==== Task data
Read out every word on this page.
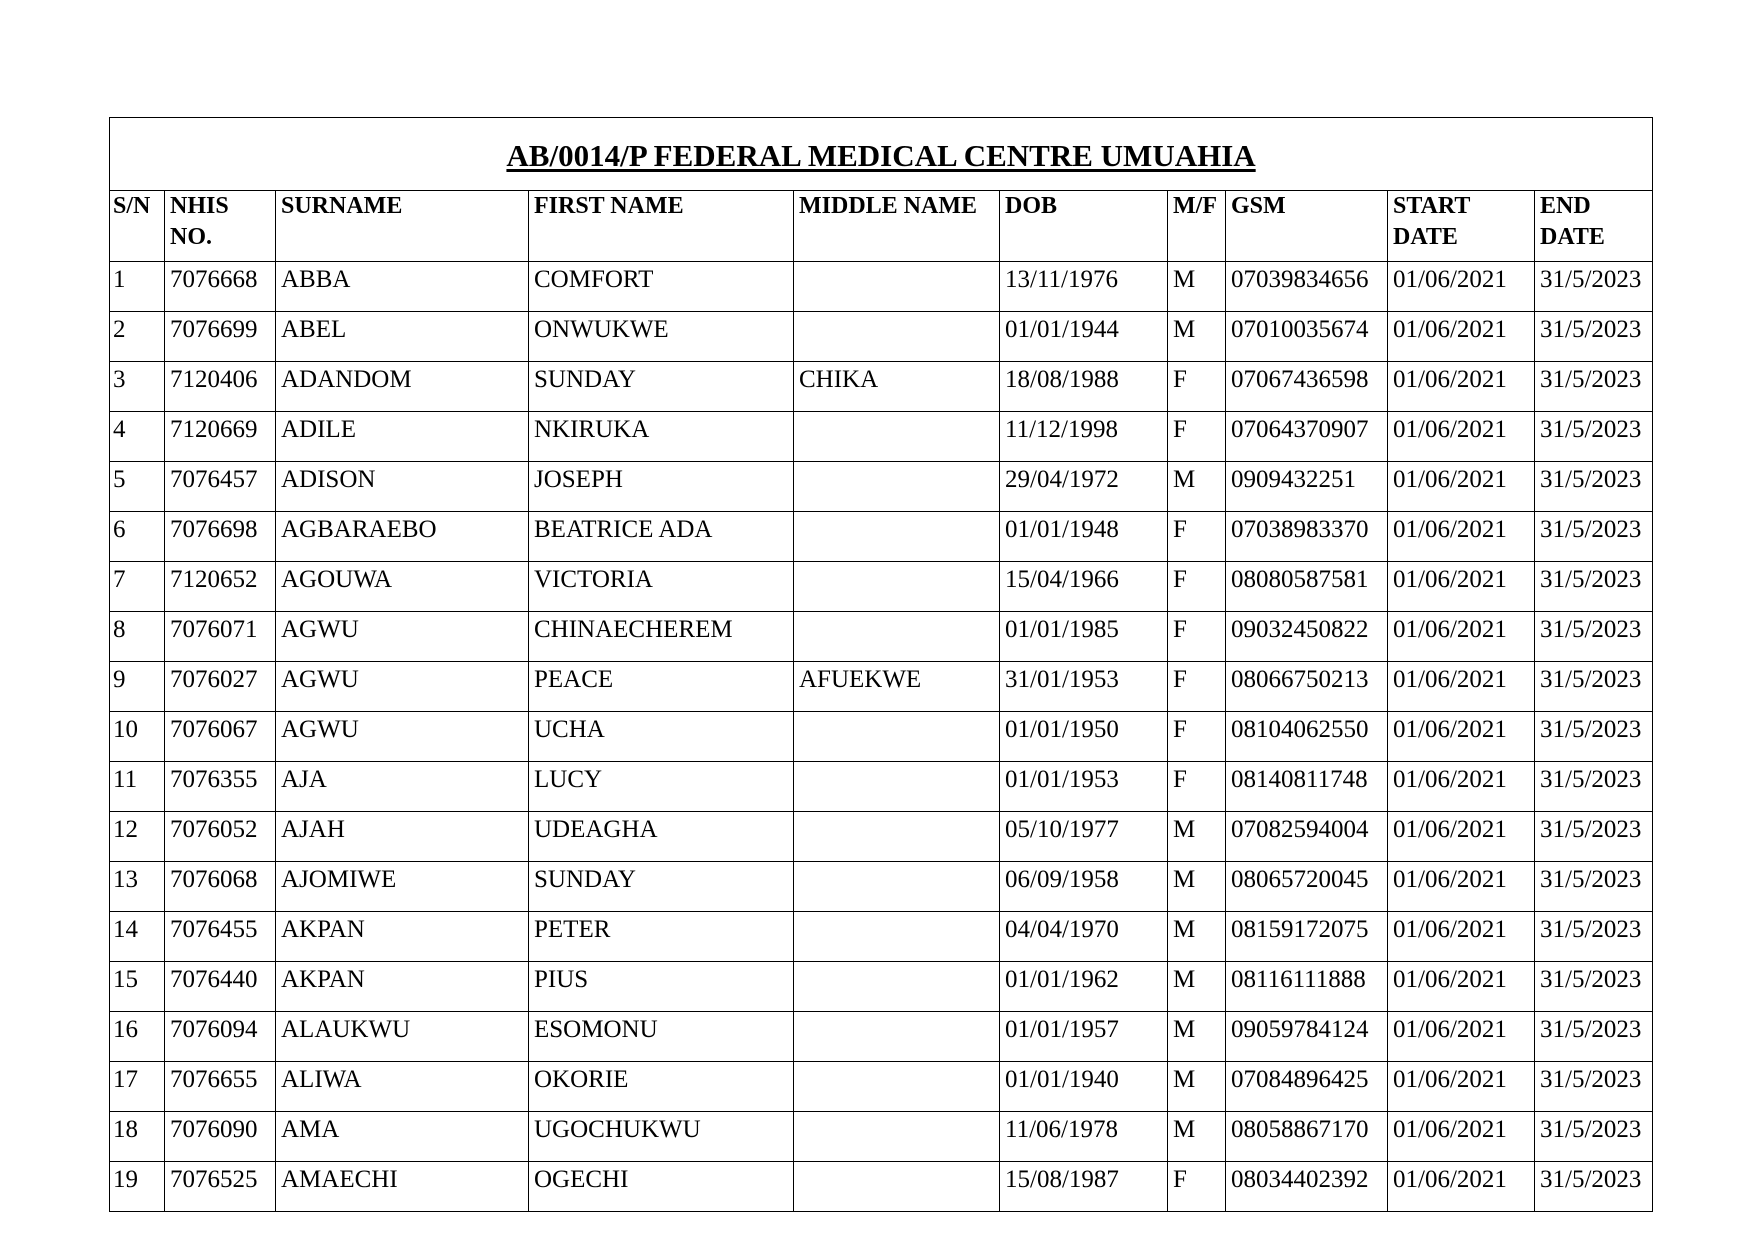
AB/0014/P FEDERAL MEDICAL CENTRE UMUAHIA									
S/N	NHIS NO.	SURNAME	FIRST NAME	MIDDLE NAME	DOB	M/F	GSM	START DATE	END DATE
1	7076668	ABBA	COMFORT		13/11/1976	M	07039834656	01/06/2021	31/5/2023
2	7076699	ABEL	ONWUKWE		01/01/1944	M	07010035674	01/06/2021	31/5/2023
3	7120406	ADANDOM	SUNDAY	CHIKA	18/08/1988	F	07067436598	01/06/2021	31/5/2023
4	7120669	ADILE	NKIRUKA		11/12/1998	F	07064370907	01/06/2021	31/5/2023
5	7076457	ADISON	JOSEPH		29/04/1972	M	0909432251	01/06/2021	31/5/2023
6	7076698	AGBARAEBO	BEATRICE ADA		01/01/1948	F	07038983370	01/06/2021	31/5/2023
7	7120652	AGOUWA	VICTORIA		15/04/1966	F	08080587581	01/06/2021	31/5/2023
8	7076071	AGWU	CHINAECHEREM		01/01/1985	F	09032450822	01/06/2021	31/5/2023
9	7076027	AGWU	PEACE	AFUEKWE	31/01/1953	F	08066750213	01/06/2021	31/5/2023
10	7076067	AGWU	UCHA		01/01/1950	F	08104062550	01/06/2021	31/5/2023
11	7076355	AJA	LUCY		01/01/1953	F	08140811748	01/06/2021	31/5/2023
12	7076052	AJAH	UDEAGHA		05/10/1977	M	07082594004	01/06/2021	31/5/2023
13	7076068	AJOMIWE	SUNDAY		06/09/1958	M	08065720045	01/06/2021	31/5/2023
14	7076455	AKPAN	PETER		04/04/1970	M	08159172075	01/06/2021	31/5/2023
15	7076440	AKPAN	PIUS		01/01/1962	M	08116111888	01/06/2021	31/5/2023
16	7076094	ALAUKWU	ESOMONU		01/01/1957	M	09059784124	01/06/2021	31/5/2023
17	7076655	ALIWA	OKORIE		01/01/1940	M	07084896425	01/06/2021	31/5/2023
18	7076090	AMA	UGOCHUKWU		11/06/1978	M	08058867170	01/06/2021	31/5/2023
19	7076525	AMAECHI	OGECHI		15/08/1987	F	08034402392	01/06/2021	31/5/2023
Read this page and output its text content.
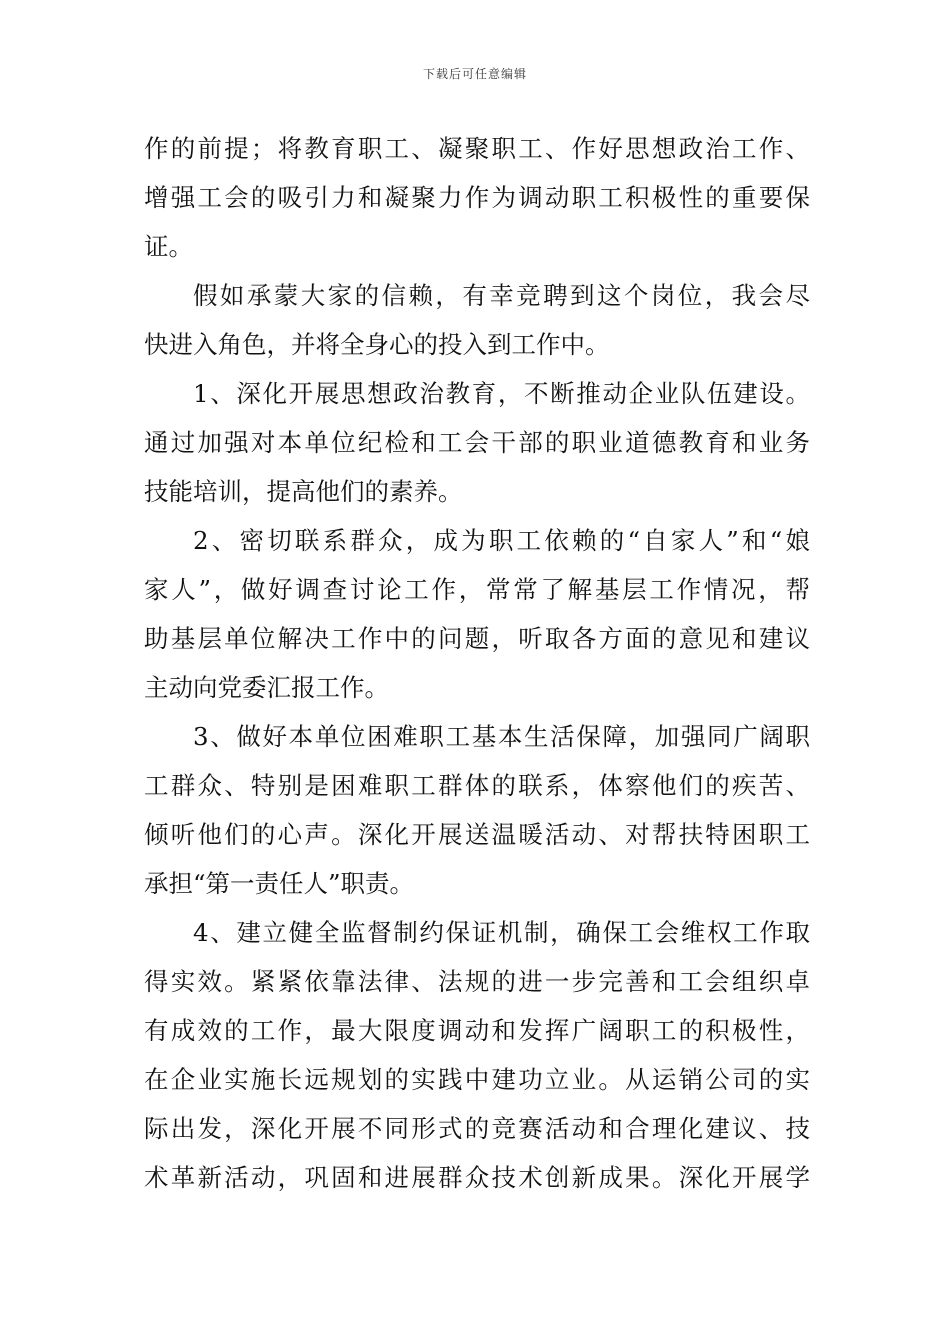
下载后可任意编辑
作的前提；将教育职工、凝聚职工、作好思想政治工作、
增强工会的吸引力和凝聚力作为调动职工积极性的重要保
证。
假如承蒙大家的信赖，有幸竞聘到这个岗位，我会尽
快进入角色，并将全身心的投入到工作中。
1、深化开展思想政治教育，不断推动企业队伍建设。
通过加强对本单位纪检和工会干部的职业道德教育和业务
技能培训，提高他们的素养。
2、密切联系群众，成为职工依赖的“自家人”和“娘
家人”，做好调查讨论工作，常常了解基层工作情况，帮
助基层单位解决工作中的问题，听取各方面的意见和建议
主动向党委汇报工作。
3、做好本单位困难职工基本生活保障，加强同广阔职
工群众、特别是困难职工群体的联系，体察他们的疾苦、
倾听他们的心声。深化开展送温暖活动、对帮扶特困职工
承担“第一责任人”职责。
4、建立健全监督制约保证机制，确保工会维权工作取
得实效。紧紧依靠法律、法规的进一步完善和工会组织卓
有成效的工作，最大限度调动和发挥广阔职工的积极性，
在企业实施长远规划的实践中建功立业。从运销公司的实
际出发，深化开展不同形式的竞赛活动和合理化建议、技
术革新活动，巩固和进展群众技术创新成果。深化开展学
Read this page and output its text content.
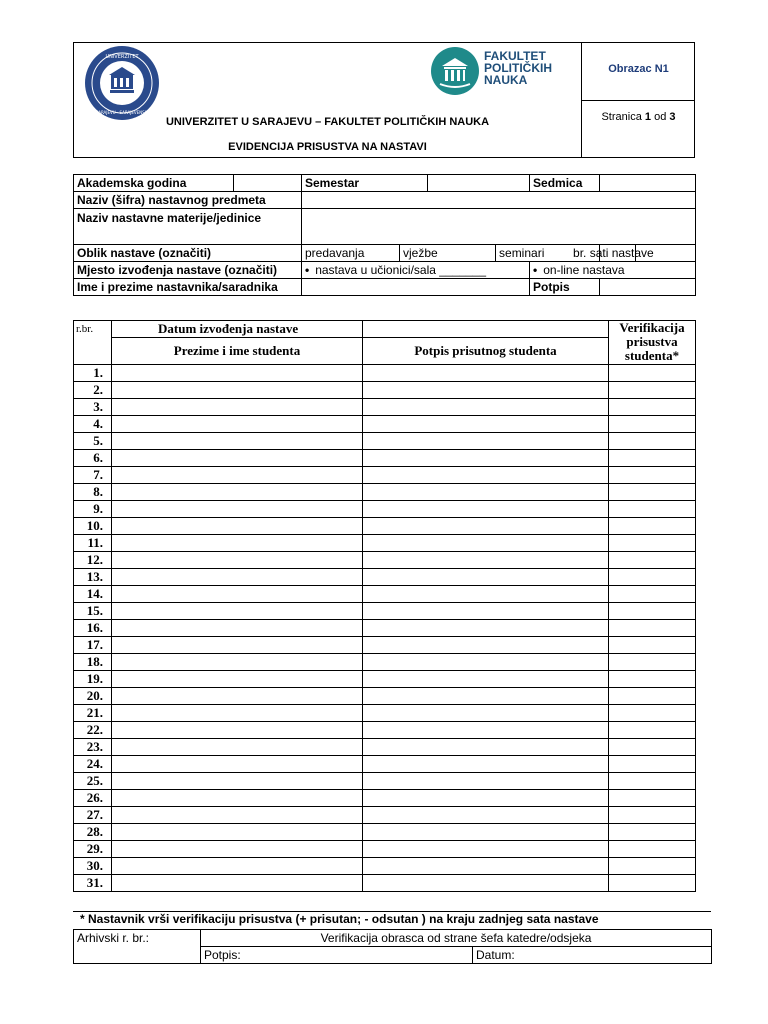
UNIVERZITET
SARAJEVU · SARAJEVENSIS
FAKULTET
POLITIČKIH
NAUKA
UNIVERZITET U SARAJEVU – FAKULTET POLITIČKIH NAUKA
EVIDENCIJA PRISUSTVA NA NASTAVI
Obrazac N1
Stranica 1 od 3
Akademska godina		Semestar				Sedmica		
Naziv (šifra) nastavnog predmeta								
Naziv nastavne materije/jedinice								
Oblik nastave (označiti)		predavanja	vježbe		seminari		br. sati nastave	
Mjesto izvođenja nastave (označiti)		• nastava u učionici/sala _______				• on-line nastava		
Ime i prezime nastavnika/saradnika						Potpis		
r.br.	Datum izvođenja nastave		Verifikacija prisustva studenta*
	Prezime i ime studenta	Potpis prisutnog studenta	
1.			
2.			
3.			
4.			
5.			
6.			
7.			
8.			
9.			
10.			
11.			
12.			
13.			
14.			
15.			
16.			
17.			
18.			
19.			
20.			
21.			
22.			
23.			
24.			
25.			
26.			
27.			
28.			
29.			
30.			
31.			
* Nastavnik vrši verifikaciju prisustva (+ prisutan; - odsutan ) na kraju zadnjeg sata nastave
Arhivski r. br.:	Verifikacija obrasca od strane šefa katedre/odsjeka	
	Potpis:	Datum:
========
The task.
Scan the listing above and copy all lines containing the word "SARAJEVU".

Written solution.
SARAJEVU · SARAJEVENSIS
UNIVERZITET U SARAJEVU – FAKULTET POLITIČKIH NAUKA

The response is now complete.